### Exercise instructions
Seek out every line containing the word "Wireframe", and copy each.

### Task data
══════════

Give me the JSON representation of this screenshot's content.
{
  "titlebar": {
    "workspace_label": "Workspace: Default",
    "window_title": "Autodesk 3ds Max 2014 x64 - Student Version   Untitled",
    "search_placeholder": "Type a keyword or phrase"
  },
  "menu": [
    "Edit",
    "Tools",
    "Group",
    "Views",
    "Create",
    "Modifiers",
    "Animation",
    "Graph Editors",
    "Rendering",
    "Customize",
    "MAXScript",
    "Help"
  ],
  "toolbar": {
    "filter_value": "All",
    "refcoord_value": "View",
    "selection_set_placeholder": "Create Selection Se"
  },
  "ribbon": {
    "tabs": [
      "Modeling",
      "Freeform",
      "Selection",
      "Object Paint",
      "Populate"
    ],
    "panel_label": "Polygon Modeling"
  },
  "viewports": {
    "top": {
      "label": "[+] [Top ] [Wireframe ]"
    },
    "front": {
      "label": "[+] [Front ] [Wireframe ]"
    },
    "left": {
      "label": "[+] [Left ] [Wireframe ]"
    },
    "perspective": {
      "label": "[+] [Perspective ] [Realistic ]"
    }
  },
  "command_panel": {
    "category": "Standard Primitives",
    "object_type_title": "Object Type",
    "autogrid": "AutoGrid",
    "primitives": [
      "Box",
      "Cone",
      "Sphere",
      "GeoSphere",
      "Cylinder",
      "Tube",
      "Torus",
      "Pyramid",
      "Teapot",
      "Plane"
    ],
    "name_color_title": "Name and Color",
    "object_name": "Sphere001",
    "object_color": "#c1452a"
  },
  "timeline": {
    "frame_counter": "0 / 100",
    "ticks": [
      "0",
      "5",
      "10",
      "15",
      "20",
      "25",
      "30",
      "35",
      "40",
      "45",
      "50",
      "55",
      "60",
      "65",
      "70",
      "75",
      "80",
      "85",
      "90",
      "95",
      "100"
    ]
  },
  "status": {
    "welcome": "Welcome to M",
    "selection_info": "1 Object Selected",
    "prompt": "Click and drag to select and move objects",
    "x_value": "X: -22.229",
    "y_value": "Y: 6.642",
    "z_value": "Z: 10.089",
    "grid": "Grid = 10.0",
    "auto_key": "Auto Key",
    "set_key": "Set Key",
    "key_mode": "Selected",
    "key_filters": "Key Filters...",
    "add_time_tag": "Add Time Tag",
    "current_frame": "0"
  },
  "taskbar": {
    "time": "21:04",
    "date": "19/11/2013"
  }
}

══════════

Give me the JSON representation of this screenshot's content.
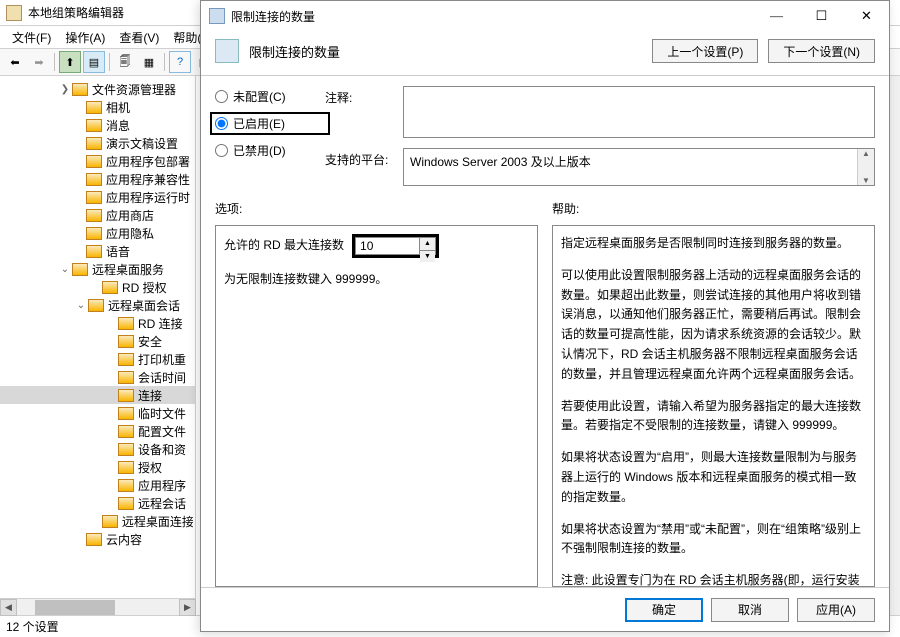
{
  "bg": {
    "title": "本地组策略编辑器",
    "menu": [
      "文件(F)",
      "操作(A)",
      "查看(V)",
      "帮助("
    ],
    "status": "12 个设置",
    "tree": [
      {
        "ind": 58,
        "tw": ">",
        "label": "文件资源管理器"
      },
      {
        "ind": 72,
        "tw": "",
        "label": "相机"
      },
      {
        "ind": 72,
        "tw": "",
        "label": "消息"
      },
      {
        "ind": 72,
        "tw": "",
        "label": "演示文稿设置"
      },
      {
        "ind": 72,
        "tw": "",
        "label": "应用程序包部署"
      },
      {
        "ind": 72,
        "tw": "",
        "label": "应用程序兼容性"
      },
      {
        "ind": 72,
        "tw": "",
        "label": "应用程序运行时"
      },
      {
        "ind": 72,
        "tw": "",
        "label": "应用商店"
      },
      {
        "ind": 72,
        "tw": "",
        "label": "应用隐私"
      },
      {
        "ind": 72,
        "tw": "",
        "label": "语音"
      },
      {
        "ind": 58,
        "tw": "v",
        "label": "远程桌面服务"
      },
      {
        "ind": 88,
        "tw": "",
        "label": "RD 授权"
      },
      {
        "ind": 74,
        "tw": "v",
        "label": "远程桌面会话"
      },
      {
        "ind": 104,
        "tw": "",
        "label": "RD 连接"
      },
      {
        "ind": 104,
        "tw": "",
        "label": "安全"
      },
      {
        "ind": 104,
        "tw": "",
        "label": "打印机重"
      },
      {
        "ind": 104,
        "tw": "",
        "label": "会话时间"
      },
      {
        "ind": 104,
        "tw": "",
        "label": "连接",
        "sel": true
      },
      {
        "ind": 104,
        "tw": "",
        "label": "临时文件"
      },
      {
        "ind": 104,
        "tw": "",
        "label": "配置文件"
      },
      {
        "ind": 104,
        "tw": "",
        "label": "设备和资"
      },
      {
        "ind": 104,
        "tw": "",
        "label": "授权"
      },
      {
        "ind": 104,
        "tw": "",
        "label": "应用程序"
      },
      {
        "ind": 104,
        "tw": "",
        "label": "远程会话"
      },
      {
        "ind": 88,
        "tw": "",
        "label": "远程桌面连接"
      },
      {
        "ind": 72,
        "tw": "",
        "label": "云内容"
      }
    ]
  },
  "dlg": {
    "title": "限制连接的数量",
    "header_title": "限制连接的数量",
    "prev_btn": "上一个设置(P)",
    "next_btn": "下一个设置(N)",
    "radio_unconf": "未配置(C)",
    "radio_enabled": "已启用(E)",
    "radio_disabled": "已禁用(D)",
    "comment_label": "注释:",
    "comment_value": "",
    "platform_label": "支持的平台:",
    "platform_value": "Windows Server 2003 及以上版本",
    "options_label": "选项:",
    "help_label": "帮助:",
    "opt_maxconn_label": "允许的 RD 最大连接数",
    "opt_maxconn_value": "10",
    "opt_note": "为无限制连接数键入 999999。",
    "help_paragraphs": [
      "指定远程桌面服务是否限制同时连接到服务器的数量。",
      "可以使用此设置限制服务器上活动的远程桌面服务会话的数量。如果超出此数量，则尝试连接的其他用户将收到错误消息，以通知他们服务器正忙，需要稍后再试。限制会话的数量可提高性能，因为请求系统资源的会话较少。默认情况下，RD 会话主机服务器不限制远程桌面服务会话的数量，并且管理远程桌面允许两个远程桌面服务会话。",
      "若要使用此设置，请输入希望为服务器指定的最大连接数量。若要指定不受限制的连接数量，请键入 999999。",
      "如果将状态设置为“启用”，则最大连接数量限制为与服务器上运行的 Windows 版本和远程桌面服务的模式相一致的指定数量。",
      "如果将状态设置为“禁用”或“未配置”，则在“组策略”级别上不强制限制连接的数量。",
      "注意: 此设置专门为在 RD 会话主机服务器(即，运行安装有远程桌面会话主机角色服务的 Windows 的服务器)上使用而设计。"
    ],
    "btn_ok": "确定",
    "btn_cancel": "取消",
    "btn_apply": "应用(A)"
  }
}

══════════

### Answer to this task
      "label": "[+] [Top ] [Wireframe ]"
      "label": "[+] [Front ] [Wireframe ]"
      "label": "[+] [Left ] [Wireframe ]"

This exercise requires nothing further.